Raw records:
## start

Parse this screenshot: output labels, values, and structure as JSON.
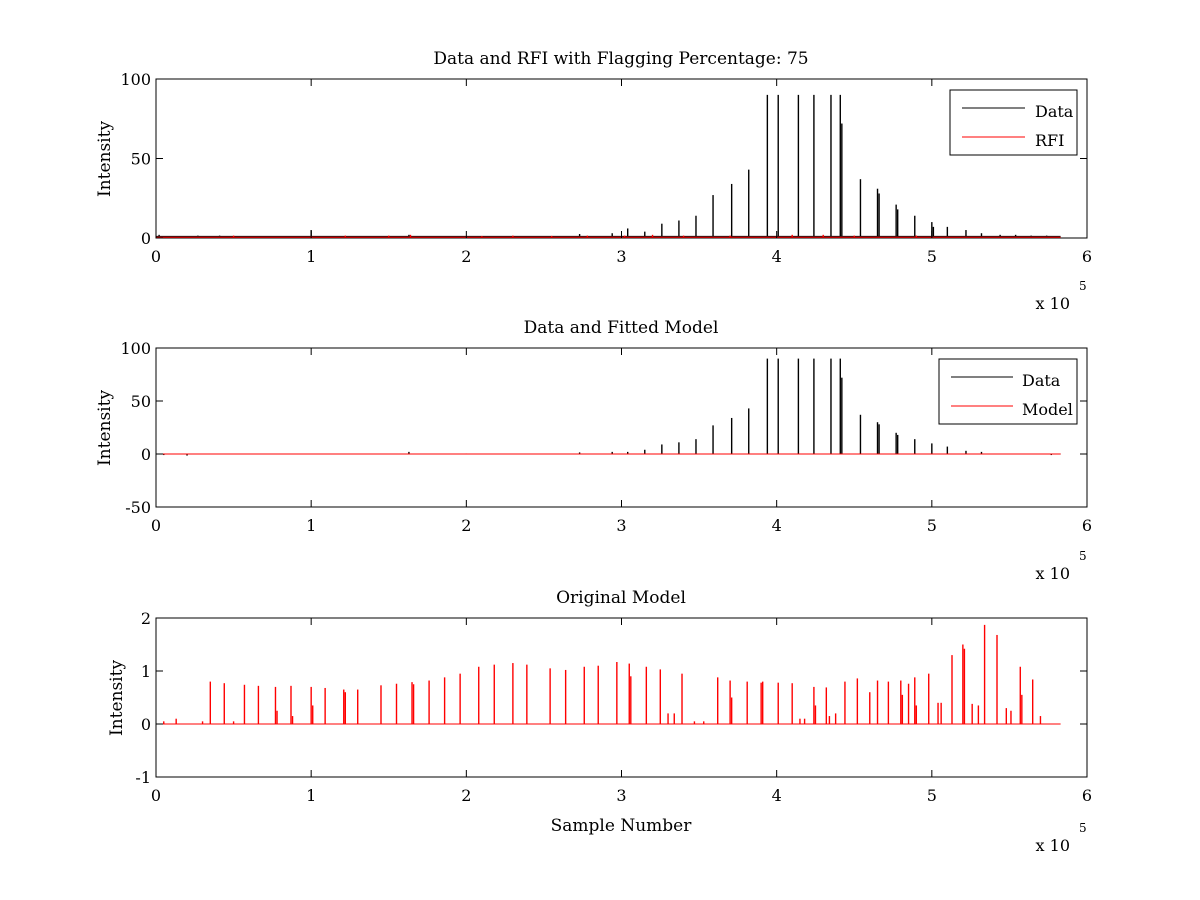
{
  "figure": {
    "background": "#ffffff",
    "axis_color": "#000000"
  },
  "chart_data": [
    {
      "type": "line",
      "title": "Data and RFI with Flagging Percentage: 75",
      "xlabel": "",
      "ylabel": "Intensity",
      "xlim": [
        0,
        6
      ],
      "ylim": [
        0,
        100
      ],
      "x_ticks": [
        "0",
        "1",
        "2",
        "3",
        "4",
        "5",
        "6"
      ],
      "y_ticks": [
        "0",
        "50",
        "100"
      ],
      "x_exponent_base": "x 10",
      "x_exponent_power": "5",
      "legend": {
        "position": "top-right",
        "entries": [
          {
            "label": "Data",
            "color": "#000000"
          },
          {
            "label": "RFI",
            "color": "#ff0000"
          }
        ]
      },
      "series": [
        {
          "name": "Data",
          "color": "#000000",
          "baseline": 1,
          "peaks": [
            [
              0.02,
              2
            ],
            [
              0.27,
              1.5
            ],
            [
              0.41,
              1.5
            ],
            [
              1.0,
              5
            ],
            [
              1.63,
              2
            ],
            [
              2.27,
              1.2
            ],
            [
              2.73,
              2.5
            ],
            [
              2.94,
              3
            ],
            [
              3.04,
              6
            ],
            [
              3.15,
              4
            ],
            [
              3.26,
              9
            ],
            [
              3.37,
              11
            ],
            [
              3.48,
              14
            ],
            [
              3.59,
              27
            ],
            [
              3.71,
              34
            ],
            [
              3.82,
              43
            ],
            [
              3.94,
              90
            ],
            [
              4.01,
              90
            ],
            [
              4.14,
              90
            ],
            [
              4.24,
              90
            ],
            [
              4.35,
              90
            ],
            [
              4.41,
              90
            ],
            [
              4.42,
              72
            ],
            [
              4.54,
              37
            ],
            [
              4.65,
              31
            ],
            [
              4.66,
              28
            ],
            [
              4.77,
              21
            ],
            [
              4.78,
              18
            ],
            [
              4.89,
              14
            ],
            [
              5.0,
              10
            ],
            [
              5.01,
              7
            ],
            [
              5.1,
              7
            ],
            [
              5.22,
              5
            ],
            [
              5.32,
              3
            ],
            [
              5.44,
              2
            ],
            [
              5.54,
              2
            ],
            [
              5.64,
              1.5
            ],
            [
              5.74,
              1.5
            ]
          ]
        },
        {
          "name": "RFI",
          "color": "#ff0000",
          "baseline": 0.5,
          "peaks": [
            [
              0.5,
              1.5
            ],
            [
              1.0,
              1.2
            ],
            [
              1.22,
              1.5
            ],
            [
              1.5,
              1.5
            ],
            [
              1.64,
              2
            ],
            [
              2.1,
              1.2
            ],
            [
              2.3,
              1.5
            ],
            [
              2.55,
              1.3
            ],
            [
              2.78,
              1.5
            ],
            [
              3.02,
              1.5
            ],
            [
              3.2,
              2
            ],
            [
              3.4,
              1.5
            ],
            [
              3.7,
              1.5
            ],
            [
              4.1,
              2
            ],
            [
              4.3,
              2
            ],
            [
              4.5,
              1.5
            ],
            [
              4.9,
              1.5
            ]
          ]
        }
      ]
    },
    {
      "type": "line",
      "title": "Data and Fitted Model",
      "xlabel": "",
      "ylabel": "Intensity",
      "xlim": [
        0,
        6
      ],
      "ylim": [
        -50,
        100
      ],
      "x_ticks": [
        "0",
        "1",
        "2",
        "3",
        "4",
        "5",
        "6"
      ],
      "y_ticks": [
        "-50",
        "0",
        "50",
        "100"
      ],
      "x_exponent_base": "x 10",
      "x_exponent_power": "5",
      "legend": {
        "position": "top-right",
        "entries": [
          {
            "label": "Data",
            "color": "#000000"
          },
          {
            "label": "Model",
            "color": "#ff0000"
          }
        ]
      },
      "series": [
        {
          "name": "Data",
          "color": "#000000",
          "baseline": 0,
          "peaks": [
            [
              0.05,
              -1
            ],
            [
              0.2,
              -1.5
            ],
            [
              1.63,
              2
            ],
            [
              2.73,
              1.5
            ],
            [
              2.94,
              2
            ],
            [
              3.04,
              2
            ],
            [
              3.15,
              4
            ],
            [
              3.26,
              9
            ],
            [
              3.37,
              11
            ],
            [
              3.48,
              14
            ],
            [
              3.59,
              27
            ],
            [
              3.71,
              34
            ],
            [
              3.82,
              43
            ],
            [
              3.94,
              90
            ],
            [
              4.01,
              90
            ],
            [
              4.14,
              90
            ],
            [
              4.24,
              90
            ],
            [
              4.35,
              90
            ],
            [
              4.41,
              90
            ],
            [
              4.42,
              72
            ],
            [
              4.54,
              37
            ],
            [
              4.65,
              30
            ],
            [
              4.66,
              28
            ],
            [
              4.77,
              20
            ],
            [
              4.78,
              18
            ],
            [
              4.89,
              14
            ],
            [
              5.0,
              10
            ],
            [
              5.1,
              7
            ],
            [
              5.22,
              3
            ],
            [
              5.32,
              2
            ],
            [
              5.77,
              -1
            ]
          ]
        },
        {
          "name": "Model",
          "color": "#ff0000",
          "baseline": 0,
          "peaks": [
            [
              0.05,
              0.5
            ],
            [
              2.0,
              0.5
            ],
            [
              4.0,
              0.5
            ],
            [
              5.77,
              -0.5
            ]
          ]
        }
      ]
    },
    {
      "type": "line",
      "title": "Original Model",
      "xlabel": "Sample Number",
      "ylabel": "Intensity",
      "xlim": [
        0,
        6
      ],
      "ylim": [
        -1,
        2
      ],
      "x_ticks": [
        "0",
        "1",
        "2",
        "3",
        "4",
        "5",
        "6"
      ],
      "y_ticks": [
        "-1",
        "0",
        "1",
        "2"
      ],
      "x_exponent_base": "x 10",
      "x_exponent_power": "5",
      "legend": null,
      "series": [
        {
          "name": "",
          "color": "#ff0000",
          "baseline": 0,
          "peaks": [
            [
              0.05,
              0.05
            ],
            [
              0.13,
              0.1
            ],
            [
              0.3,
              0.05
            ],
            [
              0.35,
              0.8
            ],
            [
              0.44,
              0.77
            ],
            [
              0.5,
              0.05
            ],
            [
              0.57,
              0.74
            ],
            [
              0.66,
              0.72
            ],
            [
              0.77,
              0.7
            ],
            [
              0.78,
              0.25
            ],
            [
              0.87,
              0.72
            ],
            [
              0.88,
              0.15
            ],
            [
              1.0,
              0.7
            ],
            [
              1.01,
              0.35
            ],
            [
              1.09,
              0.68
            ],
            [
              1.21,
              0.65
            ],
            [
              1.22,
              0.6
            ],
            [
              1.3,
              0.65
            ],
            [
              1.45,
              0.73
            ],
            [
              1.55,
              0.76
            ],
            [
              1.65,
              0.79
            ],
            [
              1.66,
              0.75
            ],
            [
              1.76,
              0.82
            ],
            [
              1.86,
              0.88
            ],
            [
              1.96,
              0.95
            ],
            [
              2.08,
              1.08
            ],
            [
              2.18,
              1.12
            ],
            [
              2.3,
              1.15
            ],
            [
              2.39,
              1.12
            ],
            [
              2.54,
              1.05
            ],
            [
              2.64,
              1.02
            ],
            [
              2.76,
              1.08
            ],
            [
              2.85,
              1.1
            ],
            [
              2.97,
              1.17
            ],
            [
              3.05,
              1.14
            ],
            [
              3.06,
              0.9
            ],
            [
              3.16,
              1.08
            ],
            [
              3.25,
              1.03
            ],
            [
              3.3,
              0.2
            ],
            [
              3.34,
              0.2
            ],
            [
              3.39,
              0.95
            ],
            [
              3.47,
              0.05
            ],
            [
              3.53,
              0.05
            ],
            [
              3.62,
              0.88
            ],
            [
              3.7,
              0.82
            ],
            [
              3.71,
              0.5
            ],
            [
              3.81,
              0.8
            ],
            [
              3.9,
              0.78
            ],
            [
              3.91,
              0.8
            ],
            [
              4.01,
              0.78
            ],
            [
              4.1,
              0.77
            ],
            [
              4.15,
              0.1
            ],
            [
              4.18,
              0.1
            ],
            [
              4.24,
              0.7
            ],
            [
              4.25,
              0.35
            ],
            [
              4.32,
              0.69
            ],
            [
              4.34,
              0.15
            ],
            [
              4.38,
              0.2
            ],
            [
              4.44,
              0.8
            ],
            [
              4.52,
              0.86
            ],
            [
              4.6,
              0.6
            ],
            [
              4.65,
              0.82
            ],
            [
              4.72,
              0.8
            ],
            [
              4.8,
              0.82
            ],
            [
              4.81,
              0.55
            ],
            [
              4.85,
              0.76
            ],
            [
              4.89,
              0.88
            ],
            [
              4.9,
              0.35
            ],
            [
              4.98,
              0.95
            ],
            [
              5.04,
              0.4
            ],
            [
              5.06,
              0.4
            ],
            [
              5.13,
              1.3
            ],
            [
              5.2,
              1.5
            ],
            [
              5.21,
              1.42
            ],
            [
              5.26,
              0.38
            ],
            [
              5.3,
              0.35
            ],
            [
              5.34,
              1.87
            ],
            [
              5.42,
              1.68
            ],
            [
              5.48,
              0.3
            ],
            [
              5.51,
              0.25
            ],
            [
              5.57,
              1.08
            ],
            [
              5.58,
              0.55
            ],
            [
              5.65,
              0.84
            ],
            [
              5.7,
              0.15
            ]
          ]
        }
      ]
    }
  ]
}
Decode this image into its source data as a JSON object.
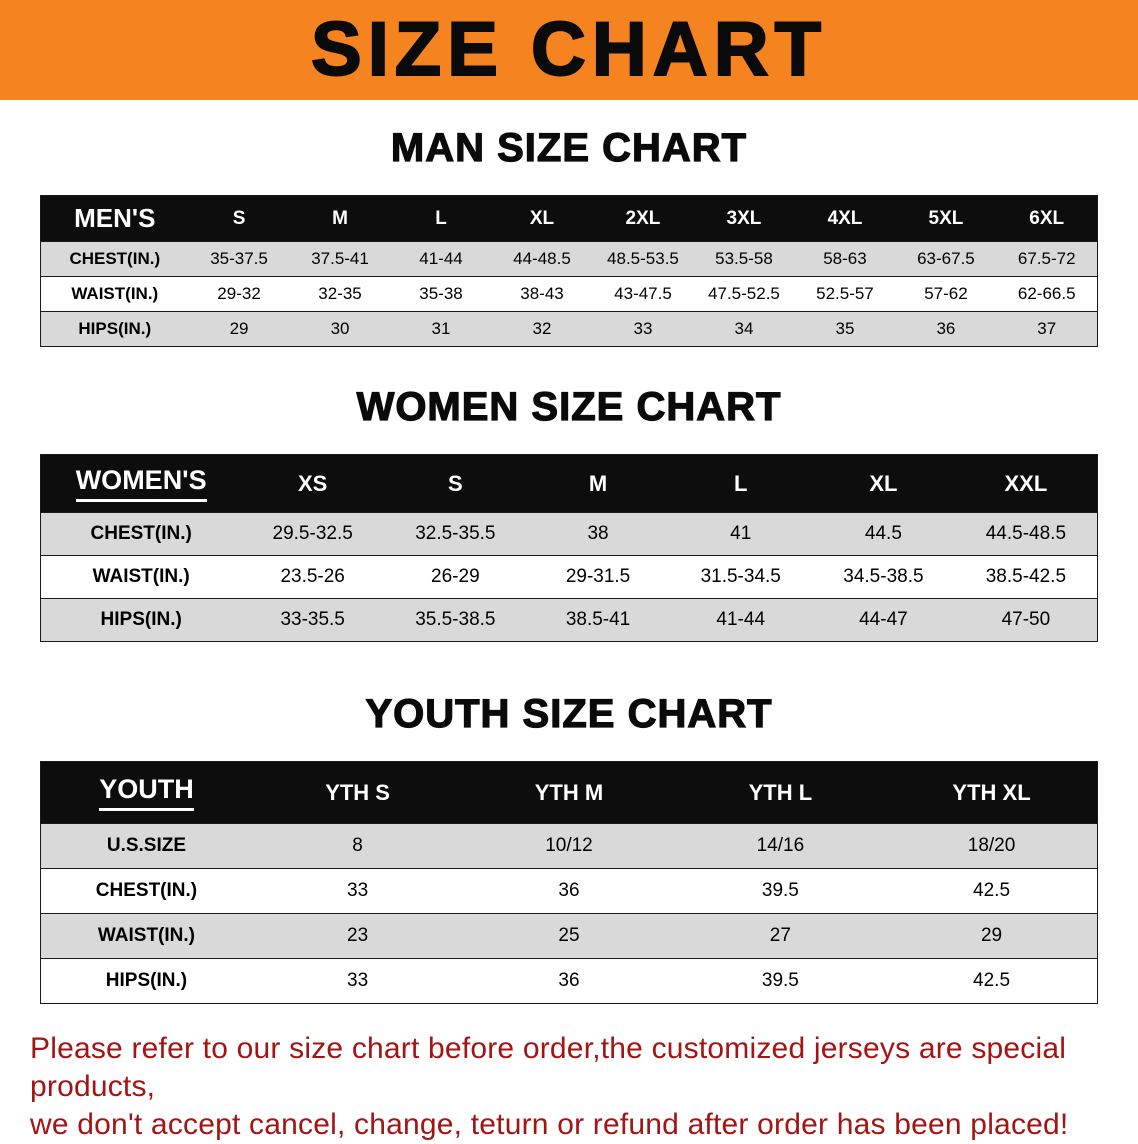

## end

WHAT NEEDS TO BE DONE: State, as a number only, how many lines in the entries include "this".

CORRECT RESPONSE: 2